--- Start ---

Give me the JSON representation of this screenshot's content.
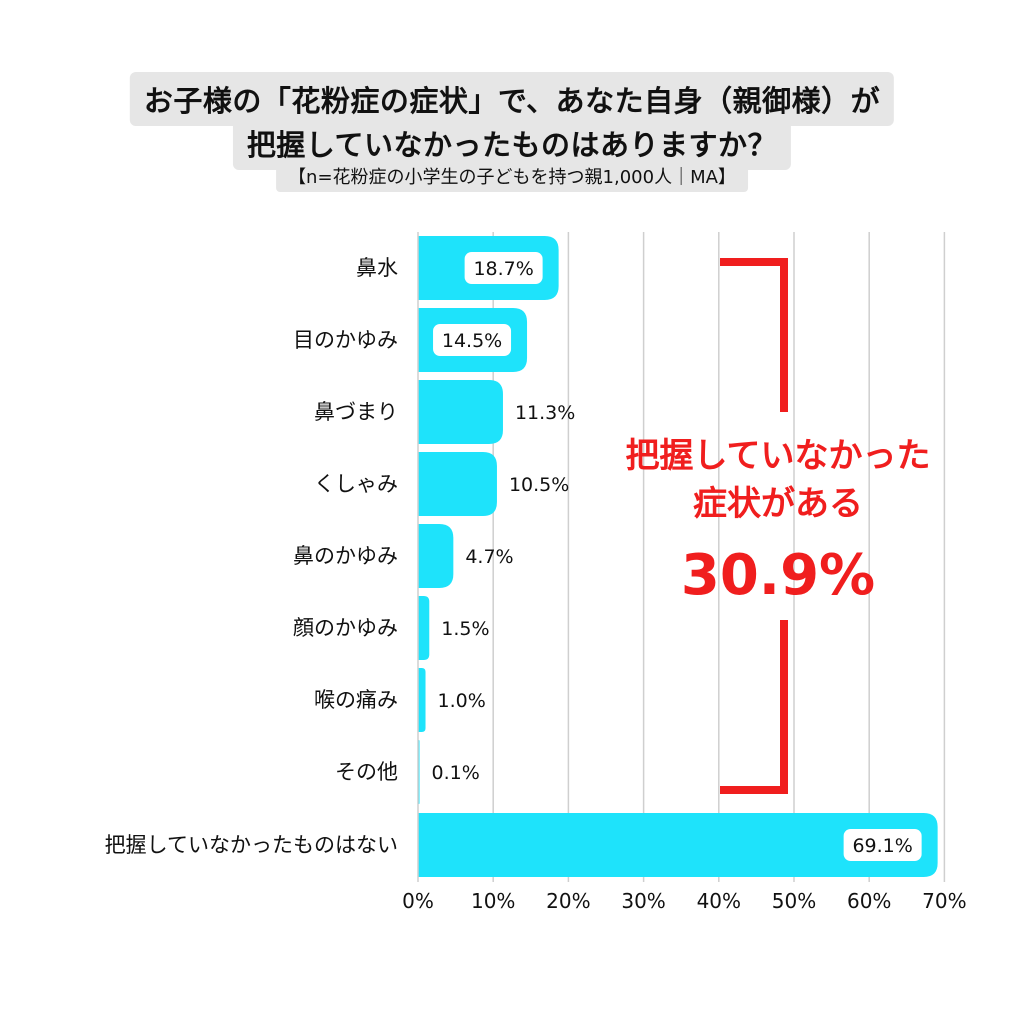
{
  "header": {
    "title_line1": "お子様の「花粉症の症状」で、あなた自身（親御様）が",
    "title_line2": "把握していなかったものはありますか？",
    "subtitle": "【n=花粉症の小学生の子どもを持つ親1,000人｜MA】"
  },
  "callout": {
    "line1": "把握していなかった",
    "line2": "症状がある",
    "value": "30.9%"
  },
  "chart_data": {
    "type": "bar",
    "orientation": "horizontal",
    "categories": [
      "鼻水",
      "目のかゆみ",
      "鼻づまり",
      "くしゃみ",
      "鼻のかゆみ",
      "顔のかゆみ",
      "喉の痛み",
      "その他",
      "把握していなかったものはない"
    ],
    "values": [
      18.7,
      14.5,
      11.3,
      10.5,
      4.7,
      1.5,
      1.0,
      0.1,
      69.1
    ],
    "value_labels": [
      "18.7%",
      "14.5%",
      "11.3%",
      "10.5%",
      "4.7%",
      "1.5%",
      "1.0%",
      "0.1%",
      "69.1%"
    ],
    "xlim": [
      0,
      70
    ],
    "x_ticks": [
      "0%",
      "10%",
      "20%",
      "30%",
      "40%",
      "50%",
      "60%",
      "70%"
    ],
    "grid": true,
    "bar_color": "#1ee3fb",
    "accent_color": "#f01e1e"
  }
}
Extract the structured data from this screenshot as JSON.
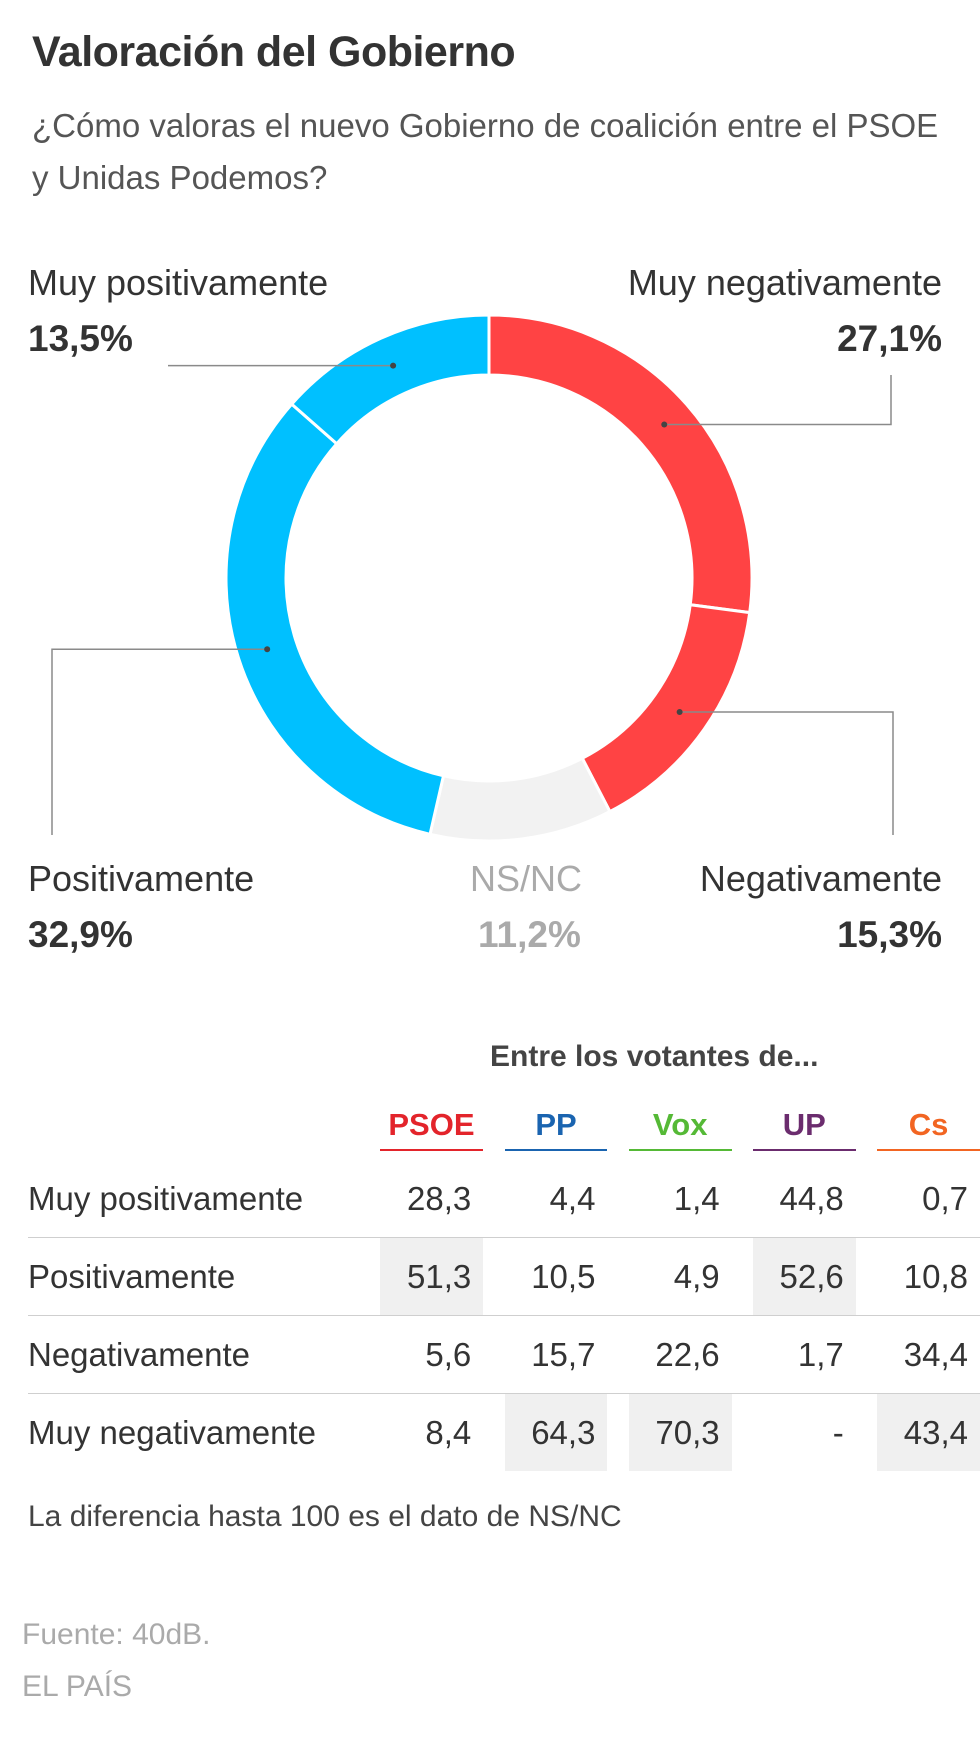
{
  "title": "Valoración del Gobierno",
  "subtitle": "¿Cómo valoras el nuevo Gobierno de coalición entre el PSOE y Unidas Podemos?",
  "chart_data": {
    "type": "pie",
    "variant": "donut",
    "slices": [
      {
        "label": "Muy negativamente",
        "value": 27.1,
        "display": "27,1%",
        "color": "#ff4344"
      },
      {
        "label": "Negativamente",
        "value": 15.3,
        "display": "15,3%",
        "color": "#ff4344"
      },
      {
        "label": "NS/NC",
        "value": 11.2,
        "display": "11,2%",
        "color": "#f2f2f2"
      },
      {
        "label": "Positivamente",
        "value": 32.9,
        "display": "32,9%",
        "color": "#00c0ff"
      },
      {
        "label": "Muy positivamente",
        "value": 13.5,
        "display": "13,5%",
        "color": "#00c0ff"
      }
    ]
  },
  "table": {
    "heading": "Entre los votantes de...",
    "parties": [
      {
        "name": "PSOE",
        "color": "#e3242b"
      },
      {
        "name": "PP",
        "color": "#1a64b0"
      },
      {
        "name": "Vox",
        "color": "#55b936"
      },
      {
        "name": "UP",
        "color": "#6b2c6e"
      },
      {
        "name": "Cs",
        "color": "#f26522"
      }
    ],
    "rows": [
      {
        "label": "Muy positivamente",
        "values": [
          "28,3",
          "4,4",
          "1,4",
          "44,8",
          "0,7"
        ],
        "highlight": [
          false,
          false,
          false,
          false,
          false
        ]
      },
      {
        "label": "Positivamente",
        "values": [
          "51,3",
          "10,5",
          "4,9",
          "52,6",
          "10,8"
        ],
        "highlight": [
          true,
          false,
          false,
          true,
          false
        ]
      },
      {
        "label": "Negativamente",
        "values": [
          "5,6",
          "15,7",
          "22,6",
          "1,7",
          "34,4"
        ],
        "highlight": [
          false,
          false,
          false,
          false,
          false
        ]
      },
      {
        "label": "Muy negativamente",
        "values": [
          "8,4",
          "64,3",
          "70,3",
          "-",
          "43,4"
        ],
        "highlight": [
          false,
          true,
          true,
          false,
          true
        ]
      }
    ]
  },
  "note": "La diferencia hasta 100 es el dato de NS/NC",
  "source": "Fuente: 40dB.",
  "brand": "EL PAÍS"
}
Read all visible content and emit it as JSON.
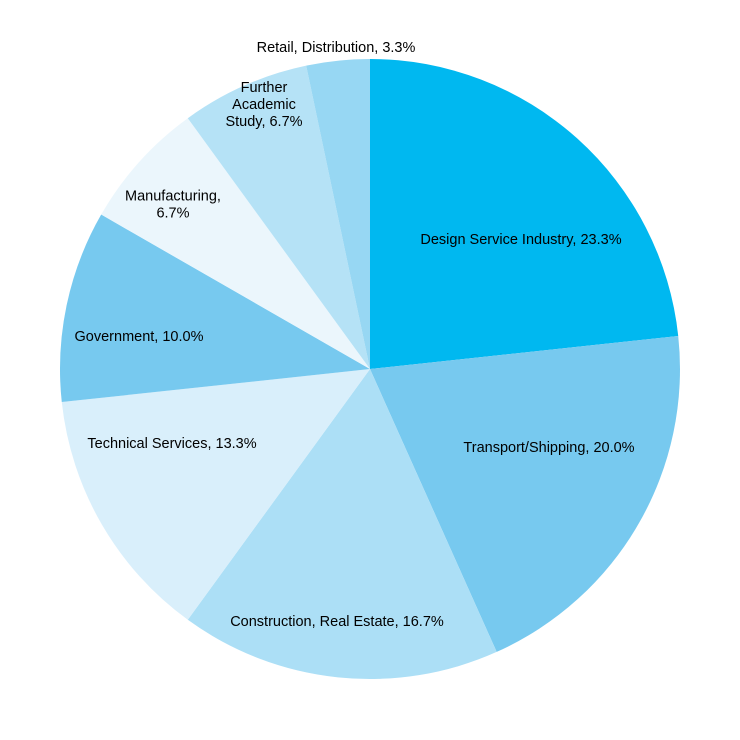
{
  "chart_data": {
    "type": "pie",
    "title": "",
    "start_angle": "12 o'clock",
    "direction": "clockwise",
    "slices": [
      {
        "name": "Design Service Industry",
        "value": 23.3,
        "label": "Design Service Industry,  23.3%",
        "color": "#00b8f0"
      },
      {
        "name": "Transport/Shipping",
        "value": 20.0,
        "label": "Transport/Shipping,  20.0%",
        "color": "#77c9ef"
      },
      {
        "name": "Construction, Real Estate",
        "value": 16.7,
        "label": "Construction,  Real Estate, 16.7%",
        "color": "#acdff6"
      },
      {
        "name": "Technical Services",
        "value": 13.3,
        "label": "Technical  Services, 13.3%",
        "color": "#d9effb"
      },
      {
        "name": "Government",
        "value": 10.0,
        "label": "Government,  10.0%",
        "color": "#77c9ef"
      },
      {
        "name": "Manufacturing",
        "value": 6.7,
        "label": "Manufacturing,\n6.7%",
        "color": "#ebf6fc"
      },
      {
        "name": "Further Academic Study",
        "value": 6.7,
        "label": "Further\nAcademic\nStudy, 6.7%",
        "color": "#b5e2f6"
      },
      {
        "name": "Retail, Distribution",
        "value": 3.3,
        "label": "Retail,  Distribution, 3.3%",
        "color": "#97d7f3"
      }
    ]
  }
}
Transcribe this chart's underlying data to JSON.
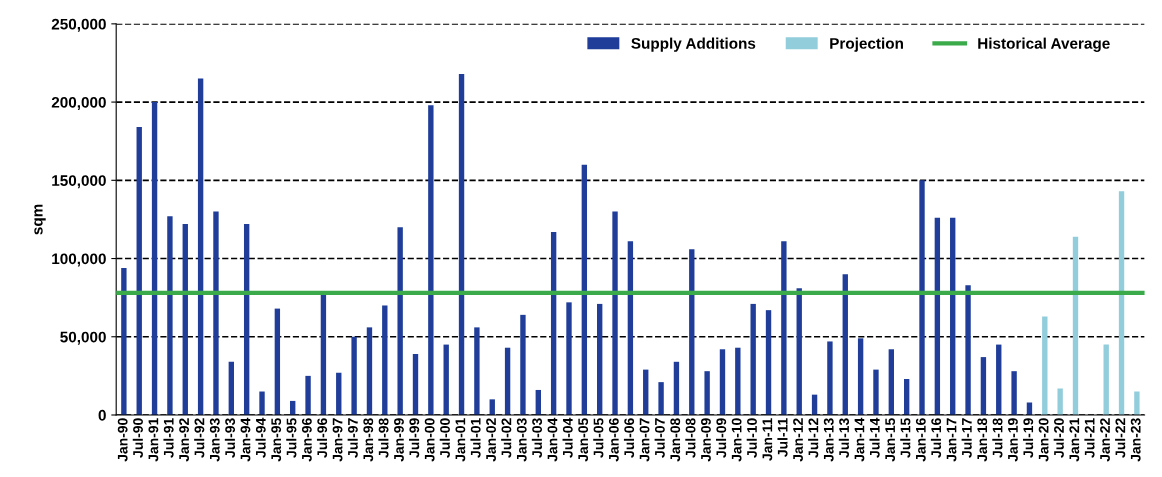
{
  "chart_data": {
    "type": "bar",
    "ylabel": "sqm",
    "categories": [
      "Jan-90",
      "Jul-90",
      "Jan-91",
      "Jul-91",
      "Jan-92",
      "Jul-92",
      "Jan-93",
      "Jul-93",
      "Jan-94",
      "Jul-94",
      "Jan-95",
      "Jul-95",
      "Jan-96",
      "Jul-96",
      "Jan-97",
      "Jul-97",
      "Jan-98",
      "Jul-98",
      "Jan-99",
      "Jul-99",
      "Jan-00",
      "Jul-00",
      "Jan-01",
      "Jul-01",
      "Jan-02",
      "Jul-02",
      "Jan-03",
      "Jul-03",
      "Jan-04",
      "Jul-04",
      "Jan-05",
      "Jul-05",
      "Jan-06",
      "Jul-06",
      "Jan-07",
      "Jul-07",
      "Jan-08",
      "Jul-08",
      "Jan-09",
      "Jul-09",
      "Jan-10",
      "Jul-10",
      "Jan-11",
      "Jul-11",
      "Jan-12",
      "Jul-12",
      "Jan-13",
      "Jul-13",
      "Jan-14",
      "Jul-14",
      "Jan-15",
      "Jul-15",
      "Jan-16",
      "Jul-16",
      "Jan-17",
      "Jul-17",
      "Jan-18",
      "Jul-18",
      "Jan-19",
      "Jul-19",
      "Jan-20",
      "Jul-20",
      "Jan-21",
      "Jul-21",
      "Jan-22",
      "Jul-22",
      "Jan-23"
    ],
    "series": [
      {
        "name": "Supply Additions",
        "color": "#1f3d99",
        "values": [
          94000,
          184000,
          200000,
          127000,
          122000,
          215000,
          130000,
          34000,
          122000,
          15000,
          68000,
          9000,
          25000,
          77000,
          27000,
          50000,
          56000,
          70000,
          120000,
          39000,
          198000,
          45000,
          218000,
          56000,
          10000,
          43000,
          64000,
          16000,
          117000,
          72000,
          160000,
          71000,
          130000,
          111000,
          29000,
          21000,
          34000,
          106000,
          28000,
          42000,
          43000,
          71000,
          67000,
          111000,
          81000,
          13000,
          47000,
          90000,
          49000,
          29000,
          42000,
          23000,
          150000,
          126000,
          126000,
          83000,
          37000,
          45000,
          28000,
          8000,
          null,
          null,
          null,
          null,
          null,
          null,
          null
        ]
      },
      {
        "name": "Projection",
        "color": "#92cddc",
        "values": [
          null,
          null,
          null,
          null,
          null,
          null,
          null,
          null,
          null,
          null,
          null,
          null,
          null,
          null,
          null,
          null,
          null,
          null,
          null,
          null,
          null,
          null,
          null,
          null,
          null,
          null,
          null,
          null,
          null,
          null,
          null,
          null,
          null,
          null,
          null,
          null,
          null,
          null,
          null,
          null,
          null,
          null,
          null,
          null,
          null,
          null,
          null,
          null,
          null,
          null,
          null,
          null,
          null,
          null,
          null,
          null,
          null,
          null,
          null,
          null,
          63000,
          17000,
          114000,
          null,
          45000,
          143000,
          15000
        ]
      }
    ],
    "ref_lines": [
      {
        "axis": "y",
        "value": 78000,
        "label": "Historical Average",
        "color": "#3aaa4a",
        "line_style": "solid"
      }
    ],
    "ylim": [
      0,
      250000
    ],
    "yticks": [
      {
        "value": 0,
        "label": "0"
      },
      {
        "value": 50000,
        "label": "50,000"
      },
      {
        "value": 100000,
        "label": "100,000"
      },
      {
        "value": 150000,
        "label": "150,000"
      },
      {
        "value": 200000,
        "label": "200,000"
      },
      {
        "value": 250000,
        "label": "250,000"
      }
    ],
    "grid": "y",
    "legend": "top right"
  }
}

--- End ---

_AIM OF THE TASK:_
Go through the data and gather every line that holds "Transport".

_EXERCISE RESULT:_
        "name": "Transport/Shipping",
        "label": "Transport/Shipping,  20.0%",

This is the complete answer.